■ REQUIREMENTS:
Leave out the pictures and repeat the rest of the material exactly.
○ ○ ○
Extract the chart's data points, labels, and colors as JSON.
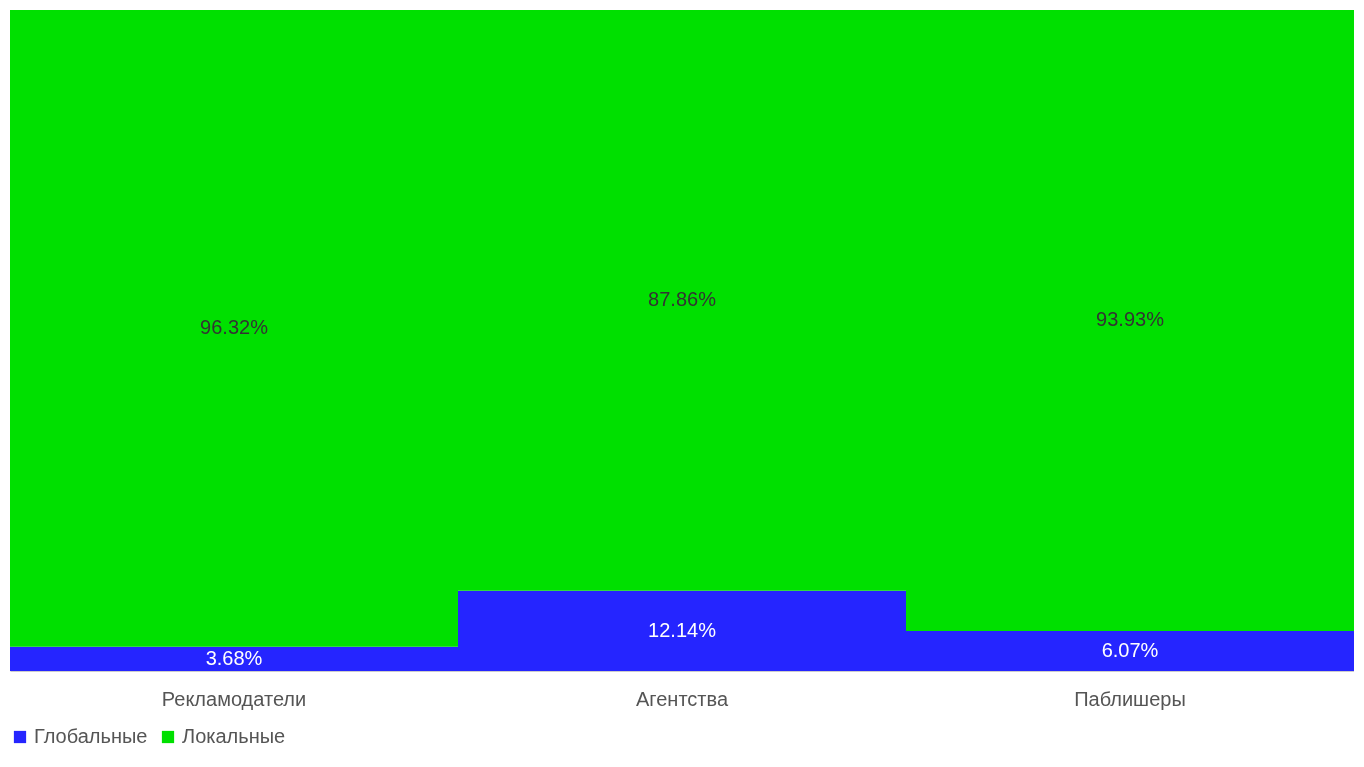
{
  "chart_data": {
    "type": "bar",
    "stacked": true,
    "legend": "bottom",
    "grid": false,
    "categories": [
      "Рекламодатели",
      "Агентства",
      "Паблишеры"
    ],
    "series": [
      {
        "name": "Глобальные",
        "color": "#2525ff",
        "values": [
          3.68,
          12.14,
          6.07
        ],
        "value_labels": [
          "3.68%",
          "12.14%",
          "6.07%"
        ]
      },
      {
        "name": "Локальные",
        "color": "#00e000",
        "values": [
          96.32,
          87.86,
          93.93
        ],
        "value_labels": [
          "96.32%",
          "87.86%",
          "93.93%"
        ]
      }
    ]
  }
}
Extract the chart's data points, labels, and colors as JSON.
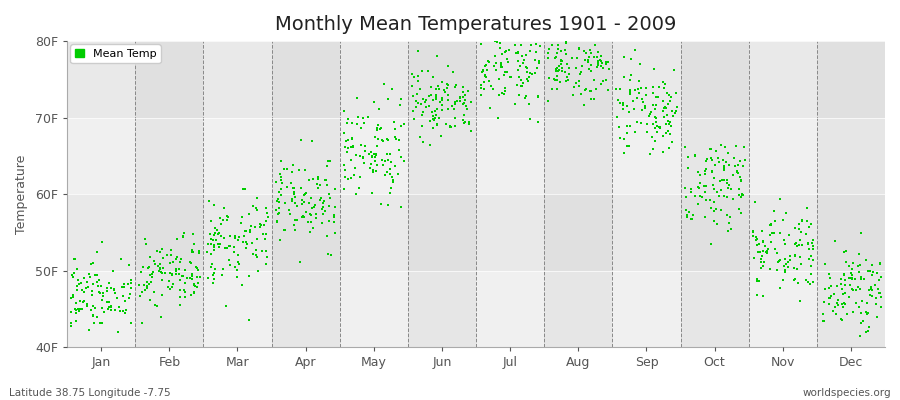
{
  "title": "Monthly Mean Temperatures 1901 - 2009",
  "ylabel": "Temperature",
  "yticks": [
    40,
    50,
    60,
    70,
    80
  ],
  "ytick_labels": [
    "40F",
    "50F",
    "60F",
    "70F",
    "80F"
  ],
  "ylim": [
    40,
    80
  ],
  "months": [
    "Jan",
    "Feb",
    "Mar",
    "Apr",
    "May",
    "Jun",
    "Jul",
    "Aug",
    "Sep",
    "Oct",
    "Nov",
    "Dec"
  ],
  "dot_color": "#00cc00",
  "dot_size": 2,
  "legend_label": "Mean Temp",
  "bg_light": "#ebebeb",
  "bg_dark": "#d8d8d8",
  "title_fontsize": 14,
  "axis_fontsize": 9,
  "tick_fontsize": 9,
  "footer_left": "Latitude 38.75 Longitude -7.75",
  "footer_right": "worldspecies.org",
  "monthly_means": [
    47.0,
    49.5,
    54.0,
    59.0,
    65.5,
    72.0,
    76.5,
    76.5,
    70.5,
    61.5,
    53.0,
    47.5
  ],
  "monthly_stds": [
    2.5,
    2.5,
    3.0,
    3.0,
    3.0,
    2.5,
    2.5,
    2.5,
    3.0,
    3.0,
    2.5,
    2.5
  ]
}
○ ○ ○
■ RESPONSE FOR THIS EXERCISE:
Extract the chart's data points, labels, and colors as JSON.
{
  "chart_data": {
    "type": "bar",
    "stacked": true,
    "legend": "bottom",
    "grid": false,
    "categories": [
      "Рекламодатели",
      "Агентства",
      "Паблишеры"
    ],
    "series": [
      {
        "name": "Глобальные",
        "color": "#2525ff",
        "values": [
          3.68,
          12.14,
          6.07
        ],
        "value_labels": [
          "3.68%",
          "12.14%",
          "6.07%"
        ]
      },
      {
        "name": "Локальные",
        "color": "#00e000",
        "values": [
          96.32,
          87.86,
          93.93
        ],
        "value_labels": [
          "96.32%",
          "87.86%",
          "93.93%"
        ]
      }
    ]
  }
}
Extract the chart's data points, labels, and colors as JSON.
{
  "title": "Monthly Mean Temperatures 1901 - 2009",
  "ylabel": "Temperature",
  "yticks": [
    40,
    50,
    60,
    70,
    80
  ],
  "ytick_labels": [
    "40F",
    "50F",
    "60F",
    "70F",
    "80F"
  ],
  "ylim": [
    40,
    80
  ],
  "months": [
    "Jan",
    "Feb",
    "Mar",
    "Apr",
    "May",
    "Jun",
    "Jul",
    "Aug",
    "Sep",
    "Oct",
    "Nov",
    "Dec"
  ],
  "dot_color": "#00cc00",
  "dot_size": 2,
  "legend_label": "Mean Temp",
  "bg_light": "#ebebeb",
  "bg_dark": "#d8d8d8",
  "title_fontsize": 14,
  "axis_fontsize": 9,
  "tick_fontsize": 9,
  "footer_left": "Latitude 38.75 Longitude -7.75",
  "footer_right": "worldspecies.org",
  "monthly_means": [
    47.0,
    49.5,
    54.0,
    59.0,
    65.5,
    72.0,
    76.5,
    76.5,
    70.5,
    61.5,
    53.0,
    47.5
  ],
  "monthly_stds": [
    2.5,
    2.5,
    3.0,
    3.0,
    3.0,
    2.5,
    2.5,
    2.5,
    3.0,
    3.0,
    2.5,
    2.5
  ]
}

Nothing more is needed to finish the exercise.